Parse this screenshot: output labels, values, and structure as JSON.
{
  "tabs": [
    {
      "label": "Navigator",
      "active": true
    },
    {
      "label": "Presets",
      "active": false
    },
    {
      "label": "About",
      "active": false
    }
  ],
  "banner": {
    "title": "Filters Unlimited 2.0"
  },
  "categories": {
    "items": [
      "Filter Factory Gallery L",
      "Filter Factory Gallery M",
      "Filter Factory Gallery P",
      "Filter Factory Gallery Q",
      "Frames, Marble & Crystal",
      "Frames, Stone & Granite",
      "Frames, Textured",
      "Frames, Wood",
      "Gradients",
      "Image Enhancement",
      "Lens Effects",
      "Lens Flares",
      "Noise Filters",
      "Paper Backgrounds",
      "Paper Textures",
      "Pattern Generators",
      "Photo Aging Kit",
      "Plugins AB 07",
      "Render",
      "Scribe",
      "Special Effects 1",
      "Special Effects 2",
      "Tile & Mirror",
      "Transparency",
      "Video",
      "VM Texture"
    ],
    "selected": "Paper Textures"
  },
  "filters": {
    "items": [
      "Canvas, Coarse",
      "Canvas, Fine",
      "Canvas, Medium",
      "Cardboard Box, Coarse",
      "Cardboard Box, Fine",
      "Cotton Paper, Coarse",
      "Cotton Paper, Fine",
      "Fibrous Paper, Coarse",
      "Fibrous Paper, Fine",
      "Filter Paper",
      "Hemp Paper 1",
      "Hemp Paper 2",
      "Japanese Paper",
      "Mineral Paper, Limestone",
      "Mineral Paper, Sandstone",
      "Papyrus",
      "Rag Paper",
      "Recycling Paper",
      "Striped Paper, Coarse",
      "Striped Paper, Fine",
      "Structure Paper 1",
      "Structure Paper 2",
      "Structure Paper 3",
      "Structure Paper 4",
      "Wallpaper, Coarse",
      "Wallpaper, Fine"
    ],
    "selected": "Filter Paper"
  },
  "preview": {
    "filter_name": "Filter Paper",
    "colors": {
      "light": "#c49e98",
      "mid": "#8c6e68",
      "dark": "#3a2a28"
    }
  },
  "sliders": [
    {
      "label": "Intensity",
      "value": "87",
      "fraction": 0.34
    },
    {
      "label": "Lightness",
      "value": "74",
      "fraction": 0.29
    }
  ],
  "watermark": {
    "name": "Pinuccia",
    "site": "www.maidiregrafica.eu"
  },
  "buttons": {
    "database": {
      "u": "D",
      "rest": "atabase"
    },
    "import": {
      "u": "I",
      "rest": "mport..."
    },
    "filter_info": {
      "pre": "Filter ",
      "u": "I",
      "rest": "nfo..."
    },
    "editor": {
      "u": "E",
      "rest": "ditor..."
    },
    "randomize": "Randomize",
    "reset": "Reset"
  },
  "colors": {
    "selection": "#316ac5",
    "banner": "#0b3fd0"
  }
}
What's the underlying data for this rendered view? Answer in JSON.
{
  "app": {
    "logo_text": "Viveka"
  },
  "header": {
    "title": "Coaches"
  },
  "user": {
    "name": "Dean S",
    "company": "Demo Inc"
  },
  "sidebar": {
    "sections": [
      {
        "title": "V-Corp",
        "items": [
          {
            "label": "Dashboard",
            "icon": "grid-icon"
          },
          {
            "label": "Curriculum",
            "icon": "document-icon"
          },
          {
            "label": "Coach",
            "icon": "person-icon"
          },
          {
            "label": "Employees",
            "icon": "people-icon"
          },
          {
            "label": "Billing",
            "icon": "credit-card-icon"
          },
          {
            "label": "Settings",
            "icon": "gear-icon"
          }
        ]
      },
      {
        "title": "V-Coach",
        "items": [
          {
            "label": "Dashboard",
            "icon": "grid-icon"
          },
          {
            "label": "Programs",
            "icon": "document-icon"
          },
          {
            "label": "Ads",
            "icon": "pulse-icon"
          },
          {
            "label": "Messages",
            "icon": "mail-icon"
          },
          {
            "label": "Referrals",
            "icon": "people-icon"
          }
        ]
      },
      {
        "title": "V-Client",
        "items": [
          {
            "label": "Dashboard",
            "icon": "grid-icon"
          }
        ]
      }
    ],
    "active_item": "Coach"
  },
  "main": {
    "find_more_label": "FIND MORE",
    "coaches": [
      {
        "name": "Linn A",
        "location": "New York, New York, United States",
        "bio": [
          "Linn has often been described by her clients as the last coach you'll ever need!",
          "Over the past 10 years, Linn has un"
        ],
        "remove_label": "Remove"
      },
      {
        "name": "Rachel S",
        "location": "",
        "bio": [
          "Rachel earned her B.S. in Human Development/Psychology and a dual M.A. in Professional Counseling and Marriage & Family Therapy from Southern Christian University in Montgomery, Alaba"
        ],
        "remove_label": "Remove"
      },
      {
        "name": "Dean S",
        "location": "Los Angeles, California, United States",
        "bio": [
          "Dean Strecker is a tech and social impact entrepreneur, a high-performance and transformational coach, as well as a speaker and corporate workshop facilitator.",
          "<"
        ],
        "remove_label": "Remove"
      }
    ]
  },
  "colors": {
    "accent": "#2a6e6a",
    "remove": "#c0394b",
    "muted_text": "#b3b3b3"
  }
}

——

* _Task directions_:
Lines containing the word "Textures" must all be returned from the material above.

* _Exercise result_:
      "Paper Textures",
    "selected": "Paper Textures"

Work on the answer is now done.